### Set exercise
Each line containing the word "name" must be reported.

### Information supplied
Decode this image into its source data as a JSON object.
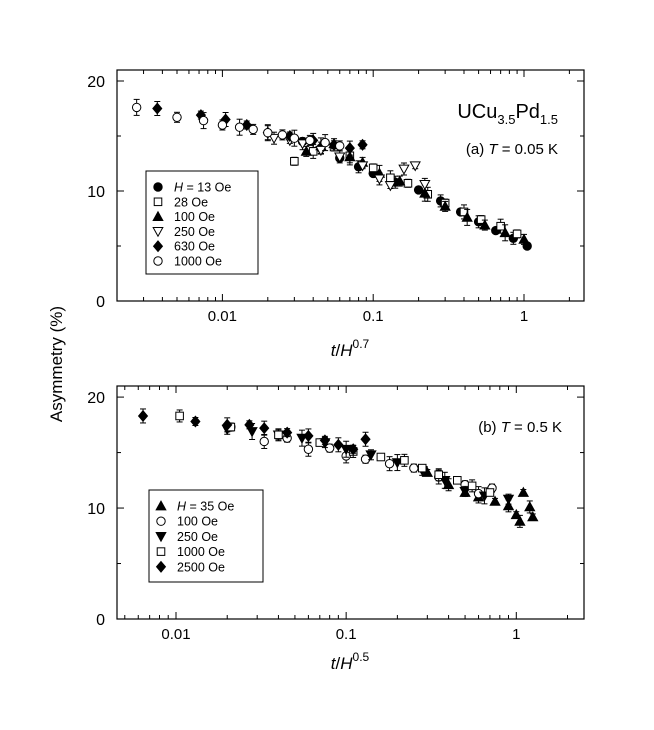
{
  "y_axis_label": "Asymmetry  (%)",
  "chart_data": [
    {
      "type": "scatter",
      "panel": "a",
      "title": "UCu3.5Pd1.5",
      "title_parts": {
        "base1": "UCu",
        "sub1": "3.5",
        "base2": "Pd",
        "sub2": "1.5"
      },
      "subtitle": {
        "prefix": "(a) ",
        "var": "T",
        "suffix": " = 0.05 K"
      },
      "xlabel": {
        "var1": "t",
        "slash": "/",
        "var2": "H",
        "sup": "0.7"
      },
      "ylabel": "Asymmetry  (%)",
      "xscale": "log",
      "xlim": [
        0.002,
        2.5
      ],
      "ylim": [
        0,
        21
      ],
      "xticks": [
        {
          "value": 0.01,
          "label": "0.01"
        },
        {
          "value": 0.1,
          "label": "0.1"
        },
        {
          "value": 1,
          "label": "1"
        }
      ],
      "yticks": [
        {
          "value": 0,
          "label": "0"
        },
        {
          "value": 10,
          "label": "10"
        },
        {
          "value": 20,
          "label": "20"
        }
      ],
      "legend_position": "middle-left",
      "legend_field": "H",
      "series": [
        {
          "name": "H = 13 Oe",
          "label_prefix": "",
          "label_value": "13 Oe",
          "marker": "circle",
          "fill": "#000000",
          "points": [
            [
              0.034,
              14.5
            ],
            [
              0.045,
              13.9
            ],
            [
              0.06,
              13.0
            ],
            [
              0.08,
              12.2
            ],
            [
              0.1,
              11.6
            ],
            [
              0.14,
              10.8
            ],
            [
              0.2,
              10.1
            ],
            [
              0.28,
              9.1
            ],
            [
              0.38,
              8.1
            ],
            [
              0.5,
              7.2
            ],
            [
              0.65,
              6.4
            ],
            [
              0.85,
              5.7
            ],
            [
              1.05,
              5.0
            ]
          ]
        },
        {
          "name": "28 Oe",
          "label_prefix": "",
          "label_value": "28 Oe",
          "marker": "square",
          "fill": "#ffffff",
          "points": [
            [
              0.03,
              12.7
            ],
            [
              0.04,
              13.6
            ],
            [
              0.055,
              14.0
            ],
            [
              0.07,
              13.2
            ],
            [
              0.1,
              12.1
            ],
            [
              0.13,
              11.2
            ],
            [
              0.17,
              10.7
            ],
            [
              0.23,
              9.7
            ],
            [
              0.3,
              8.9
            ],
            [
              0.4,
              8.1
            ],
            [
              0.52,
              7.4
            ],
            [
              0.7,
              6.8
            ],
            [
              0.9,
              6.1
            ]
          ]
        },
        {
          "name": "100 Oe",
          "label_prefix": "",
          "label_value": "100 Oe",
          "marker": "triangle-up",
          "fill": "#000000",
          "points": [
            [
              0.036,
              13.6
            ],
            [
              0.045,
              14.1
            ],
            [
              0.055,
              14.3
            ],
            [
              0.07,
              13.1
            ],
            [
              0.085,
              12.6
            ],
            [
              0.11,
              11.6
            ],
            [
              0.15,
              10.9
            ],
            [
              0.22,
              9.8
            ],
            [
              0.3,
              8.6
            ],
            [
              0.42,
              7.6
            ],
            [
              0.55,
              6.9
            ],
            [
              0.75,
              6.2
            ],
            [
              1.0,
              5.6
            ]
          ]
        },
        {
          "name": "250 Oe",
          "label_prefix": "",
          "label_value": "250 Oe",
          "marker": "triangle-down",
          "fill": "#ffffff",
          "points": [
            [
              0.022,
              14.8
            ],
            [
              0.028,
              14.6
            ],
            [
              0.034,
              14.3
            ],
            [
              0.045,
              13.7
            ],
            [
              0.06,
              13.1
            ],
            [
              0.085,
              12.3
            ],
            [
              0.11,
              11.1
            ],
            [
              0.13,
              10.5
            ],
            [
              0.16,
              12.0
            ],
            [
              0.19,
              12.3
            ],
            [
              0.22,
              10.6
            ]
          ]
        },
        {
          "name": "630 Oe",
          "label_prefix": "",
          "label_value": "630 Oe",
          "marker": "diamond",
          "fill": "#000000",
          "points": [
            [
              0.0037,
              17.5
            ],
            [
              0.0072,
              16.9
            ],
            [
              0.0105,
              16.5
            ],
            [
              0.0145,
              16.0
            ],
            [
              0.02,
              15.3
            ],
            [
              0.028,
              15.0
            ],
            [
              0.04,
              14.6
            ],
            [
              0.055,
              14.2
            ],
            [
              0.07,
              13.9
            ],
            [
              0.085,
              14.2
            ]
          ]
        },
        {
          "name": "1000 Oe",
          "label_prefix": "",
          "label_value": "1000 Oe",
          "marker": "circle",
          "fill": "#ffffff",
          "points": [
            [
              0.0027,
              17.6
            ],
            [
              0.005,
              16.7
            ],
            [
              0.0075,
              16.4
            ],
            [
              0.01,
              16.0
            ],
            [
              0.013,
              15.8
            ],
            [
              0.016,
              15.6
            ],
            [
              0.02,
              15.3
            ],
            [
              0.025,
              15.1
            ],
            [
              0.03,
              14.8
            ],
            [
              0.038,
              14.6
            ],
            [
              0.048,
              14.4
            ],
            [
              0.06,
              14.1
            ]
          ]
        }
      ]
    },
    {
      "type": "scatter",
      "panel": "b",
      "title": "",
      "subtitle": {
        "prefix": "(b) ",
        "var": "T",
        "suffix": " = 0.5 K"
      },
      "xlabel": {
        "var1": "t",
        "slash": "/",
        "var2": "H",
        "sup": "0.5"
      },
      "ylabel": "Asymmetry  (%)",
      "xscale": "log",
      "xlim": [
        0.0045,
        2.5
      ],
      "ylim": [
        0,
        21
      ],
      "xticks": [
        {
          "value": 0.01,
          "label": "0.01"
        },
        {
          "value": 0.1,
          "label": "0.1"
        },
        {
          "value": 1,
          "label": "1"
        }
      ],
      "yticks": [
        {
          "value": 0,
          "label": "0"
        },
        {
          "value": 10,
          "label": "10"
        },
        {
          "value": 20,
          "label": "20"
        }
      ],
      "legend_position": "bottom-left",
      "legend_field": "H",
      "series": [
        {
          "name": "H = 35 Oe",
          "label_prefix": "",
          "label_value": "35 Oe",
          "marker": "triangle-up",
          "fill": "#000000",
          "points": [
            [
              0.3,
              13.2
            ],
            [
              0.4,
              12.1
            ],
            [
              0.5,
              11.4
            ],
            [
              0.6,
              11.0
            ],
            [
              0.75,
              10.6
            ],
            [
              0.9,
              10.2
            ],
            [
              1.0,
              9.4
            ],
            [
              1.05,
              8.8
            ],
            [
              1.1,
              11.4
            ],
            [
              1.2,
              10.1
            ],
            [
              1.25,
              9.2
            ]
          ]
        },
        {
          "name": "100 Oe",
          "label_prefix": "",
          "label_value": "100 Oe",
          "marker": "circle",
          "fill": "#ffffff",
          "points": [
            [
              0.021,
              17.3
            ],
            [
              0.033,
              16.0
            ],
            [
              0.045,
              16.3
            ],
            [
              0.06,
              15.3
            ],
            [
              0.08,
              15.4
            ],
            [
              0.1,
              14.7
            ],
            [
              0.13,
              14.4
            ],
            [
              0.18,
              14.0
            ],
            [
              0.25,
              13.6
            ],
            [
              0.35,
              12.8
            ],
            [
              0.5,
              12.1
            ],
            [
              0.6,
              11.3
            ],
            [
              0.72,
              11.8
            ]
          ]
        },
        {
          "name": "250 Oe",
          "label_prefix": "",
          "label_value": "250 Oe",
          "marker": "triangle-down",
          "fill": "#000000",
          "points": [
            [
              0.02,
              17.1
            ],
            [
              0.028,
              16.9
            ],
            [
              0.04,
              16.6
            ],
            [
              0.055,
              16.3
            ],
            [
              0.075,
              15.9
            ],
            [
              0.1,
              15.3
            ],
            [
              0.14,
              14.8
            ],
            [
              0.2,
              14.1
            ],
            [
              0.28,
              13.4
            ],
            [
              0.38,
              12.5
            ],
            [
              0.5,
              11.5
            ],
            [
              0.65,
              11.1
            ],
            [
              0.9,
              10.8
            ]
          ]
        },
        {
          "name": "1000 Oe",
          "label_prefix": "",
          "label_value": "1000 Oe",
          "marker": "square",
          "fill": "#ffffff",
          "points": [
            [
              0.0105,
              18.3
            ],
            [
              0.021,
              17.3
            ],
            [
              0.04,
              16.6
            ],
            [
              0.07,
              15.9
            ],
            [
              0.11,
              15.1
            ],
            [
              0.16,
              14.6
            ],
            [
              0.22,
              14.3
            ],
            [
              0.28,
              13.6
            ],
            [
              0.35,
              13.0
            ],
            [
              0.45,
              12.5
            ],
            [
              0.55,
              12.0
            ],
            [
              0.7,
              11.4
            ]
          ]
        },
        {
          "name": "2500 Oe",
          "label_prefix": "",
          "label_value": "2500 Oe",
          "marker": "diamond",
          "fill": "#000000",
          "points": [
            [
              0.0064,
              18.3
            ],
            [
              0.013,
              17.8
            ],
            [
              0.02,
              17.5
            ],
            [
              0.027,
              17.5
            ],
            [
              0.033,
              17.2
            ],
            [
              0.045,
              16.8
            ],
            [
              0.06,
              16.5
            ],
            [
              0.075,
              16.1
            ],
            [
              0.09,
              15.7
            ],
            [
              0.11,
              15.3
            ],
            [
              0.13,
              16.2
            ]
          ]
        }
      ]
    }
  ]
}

### Solution for this task
          "name": "H = 13 Oe",
          "name": "28 Oe",
          "name": "100 Oe",
          "name": "250 Oe",
          "name": "630 Oe",
          "name": "1000 Oe",
          "name": "H = 35 Oe",
          "name": "100 Oe",
          "name": "250 Oe",
          "name": "1000 Oe",
          "name": "2500 Oe",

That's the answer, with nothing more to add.